## Instructions to follow
Which lines hold the word "component"? Copy each one.

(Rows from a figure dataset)
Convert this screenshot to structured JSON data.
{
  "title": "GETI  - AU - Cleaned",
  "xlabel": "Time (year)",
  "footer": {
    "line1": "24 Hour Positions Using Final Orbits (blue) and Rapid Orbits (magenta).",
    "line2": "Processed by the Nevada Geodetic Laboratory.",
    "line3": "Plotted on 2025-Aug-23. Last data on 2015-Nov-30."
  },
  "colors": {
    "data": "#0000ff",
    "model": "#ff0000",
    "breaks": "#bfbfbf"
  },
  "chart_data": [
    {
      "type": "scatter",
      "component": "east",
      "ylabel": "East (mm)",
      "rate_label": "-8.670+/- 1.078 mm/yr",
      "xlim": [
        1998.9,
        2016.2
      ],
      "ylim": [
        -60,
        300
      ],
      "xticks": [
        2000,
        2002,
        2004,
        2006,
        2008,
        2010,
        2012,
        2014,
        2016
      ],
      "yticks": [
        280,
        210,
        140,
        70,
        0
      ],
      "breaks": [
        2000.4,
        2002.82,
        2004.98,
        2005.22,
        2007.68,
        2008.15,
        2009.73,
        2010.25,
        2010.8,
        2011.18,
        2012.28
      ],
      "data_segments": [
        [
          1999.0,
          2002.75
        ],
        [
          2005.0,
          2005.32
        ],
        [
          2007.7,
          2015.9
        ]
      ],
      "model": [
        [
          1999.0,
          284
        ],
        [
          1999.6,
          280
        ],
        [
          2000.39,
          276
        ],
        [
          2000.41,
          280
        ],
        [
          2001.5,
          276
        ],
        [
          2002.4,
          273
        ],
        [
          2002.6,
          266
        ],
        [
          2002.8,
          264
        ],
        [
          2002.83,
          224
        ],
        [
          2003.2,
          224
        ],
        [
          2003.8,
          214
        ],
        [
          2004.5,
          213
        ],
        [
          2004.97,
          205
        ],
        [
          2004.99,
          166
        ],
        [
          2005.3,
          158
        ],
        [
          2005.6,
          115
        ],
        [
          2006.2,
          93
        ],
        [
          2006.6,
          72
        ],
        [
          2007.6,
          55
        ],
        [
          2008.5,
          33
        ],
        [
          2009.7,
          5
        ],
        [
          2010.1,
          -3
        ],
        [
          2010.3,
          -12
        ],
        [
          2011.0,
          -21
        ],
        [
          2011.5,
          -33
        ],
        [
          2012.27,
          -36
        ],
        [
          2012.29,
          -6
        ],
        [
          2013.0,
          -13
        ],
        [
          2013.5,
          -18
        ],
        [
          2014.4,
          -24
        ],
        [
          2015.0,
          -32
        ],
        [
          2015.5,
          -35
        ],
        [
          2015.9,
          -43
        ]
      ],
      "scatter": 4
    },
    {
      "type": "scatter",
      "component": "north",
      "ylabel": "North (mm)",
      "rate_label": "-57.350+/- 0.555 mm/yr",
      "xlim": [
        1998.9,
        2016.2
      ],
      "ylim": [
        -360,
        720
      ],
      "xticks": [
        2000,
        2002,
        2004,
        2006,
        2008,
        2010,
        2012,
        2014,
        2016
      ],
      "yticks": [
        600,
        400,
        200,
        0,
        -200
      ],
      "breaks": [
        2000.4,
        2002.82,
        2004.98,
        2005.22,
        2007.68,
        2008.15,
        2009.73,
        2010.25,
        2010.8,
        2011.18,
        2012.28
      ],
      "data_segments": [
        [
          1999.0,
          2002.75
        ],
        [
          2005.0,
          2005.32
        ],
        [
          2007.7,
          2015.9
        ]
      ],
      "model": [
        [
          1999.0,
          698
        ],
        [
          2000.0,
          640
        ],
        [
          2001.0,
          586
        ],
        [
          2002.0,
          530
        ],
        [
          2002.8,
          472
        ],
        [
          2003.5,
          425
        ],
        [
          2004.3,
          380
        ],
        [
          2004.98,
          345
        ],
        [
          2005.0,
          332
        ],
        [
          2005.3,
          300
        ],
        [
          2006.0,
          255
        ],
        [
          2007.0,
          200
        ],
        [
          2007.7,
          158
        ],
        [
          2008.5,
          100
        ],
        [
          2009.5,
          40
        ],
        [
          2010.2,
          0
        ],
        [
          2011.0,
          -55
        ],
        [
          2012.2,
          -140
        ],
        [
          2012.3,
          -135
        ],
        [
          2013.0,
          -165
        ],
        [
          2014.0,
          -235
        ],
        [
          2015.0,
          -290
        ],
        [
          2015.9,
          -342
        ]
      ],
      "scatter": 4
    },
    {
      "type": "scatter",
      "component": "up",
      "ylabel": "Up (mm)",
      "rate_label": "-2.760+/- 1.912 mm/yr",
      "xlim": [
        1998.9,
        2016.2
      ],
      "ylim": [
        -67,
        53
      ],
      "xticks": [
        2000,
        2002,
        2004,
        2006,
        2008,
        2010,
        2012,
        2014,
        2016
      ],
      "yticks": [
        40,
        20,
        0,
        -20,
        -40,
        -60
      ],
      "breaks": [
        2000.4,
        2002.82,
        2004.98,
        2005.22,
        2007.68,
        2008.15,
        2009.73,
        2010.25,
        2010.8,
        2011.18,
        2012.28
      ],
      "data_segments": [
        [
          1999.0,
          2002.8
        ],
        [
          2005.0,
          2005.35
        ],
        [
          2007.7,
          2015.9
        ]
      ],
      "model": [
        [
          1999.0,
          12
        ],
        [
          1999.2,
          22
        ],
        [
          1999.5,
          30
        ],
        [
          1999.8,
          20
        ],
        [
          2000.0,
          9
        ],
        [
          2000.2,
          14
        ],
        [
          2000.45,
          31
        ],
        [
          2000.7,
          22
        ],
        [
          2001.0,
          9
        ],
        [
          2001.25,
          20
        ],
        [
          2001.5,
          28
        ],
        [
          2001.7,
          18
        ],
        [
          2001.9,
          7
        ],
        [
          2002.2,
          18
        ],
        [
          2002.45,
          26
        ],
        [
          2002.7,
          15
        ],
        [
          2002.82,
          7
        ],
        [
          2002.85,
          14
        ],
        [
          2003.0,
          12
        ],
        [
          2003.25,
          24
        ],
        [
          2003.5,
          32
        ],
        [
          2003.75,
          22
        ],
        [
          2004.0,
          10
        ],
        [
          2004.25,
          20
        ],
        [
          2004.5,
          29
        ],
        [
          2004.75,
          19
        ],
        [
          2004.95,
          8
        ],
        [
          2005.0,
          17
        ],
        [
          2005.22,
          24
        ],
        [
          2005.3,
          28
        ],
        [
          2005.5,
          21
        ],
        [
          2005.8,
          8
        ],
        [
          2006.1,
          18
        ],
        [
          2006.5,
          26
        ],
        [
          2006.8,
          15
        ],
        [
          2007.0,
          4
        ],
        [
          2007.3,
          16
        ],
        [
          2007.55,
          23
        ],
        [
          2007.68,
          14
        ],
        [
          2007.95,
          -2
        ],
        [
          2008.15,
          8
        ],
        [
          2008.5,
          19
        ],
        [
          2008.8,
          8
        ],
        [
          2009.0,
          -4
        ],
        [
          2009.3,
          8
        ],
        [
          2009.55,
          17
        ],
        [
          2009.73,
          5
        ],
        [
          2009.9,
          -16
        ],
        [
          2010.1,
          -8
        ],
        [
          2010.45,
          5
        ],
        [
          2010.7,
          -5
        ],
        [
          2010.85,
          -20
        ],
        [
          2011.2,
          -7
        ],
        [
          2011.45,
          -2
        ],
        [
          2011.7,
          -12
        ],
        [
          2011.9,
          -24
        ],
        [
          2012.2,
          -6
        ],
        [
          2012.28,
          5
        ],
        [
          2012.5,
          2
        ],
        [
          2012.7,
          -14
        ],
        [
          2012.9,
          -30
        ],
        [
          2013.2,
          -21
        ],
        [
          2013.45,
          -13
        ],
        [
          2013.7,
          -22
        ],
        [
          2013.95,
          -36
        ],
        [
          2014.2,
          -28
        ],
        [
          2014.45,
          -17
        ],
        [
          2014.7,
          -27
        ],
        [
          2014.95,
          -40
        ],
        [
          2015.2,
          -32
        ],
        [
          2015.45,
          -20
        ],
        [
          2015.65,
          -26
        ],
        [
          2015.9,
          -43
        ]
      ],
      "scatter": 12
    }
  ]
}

## Written solution
      "component": "east",
      "component": "north",
      "component": "up",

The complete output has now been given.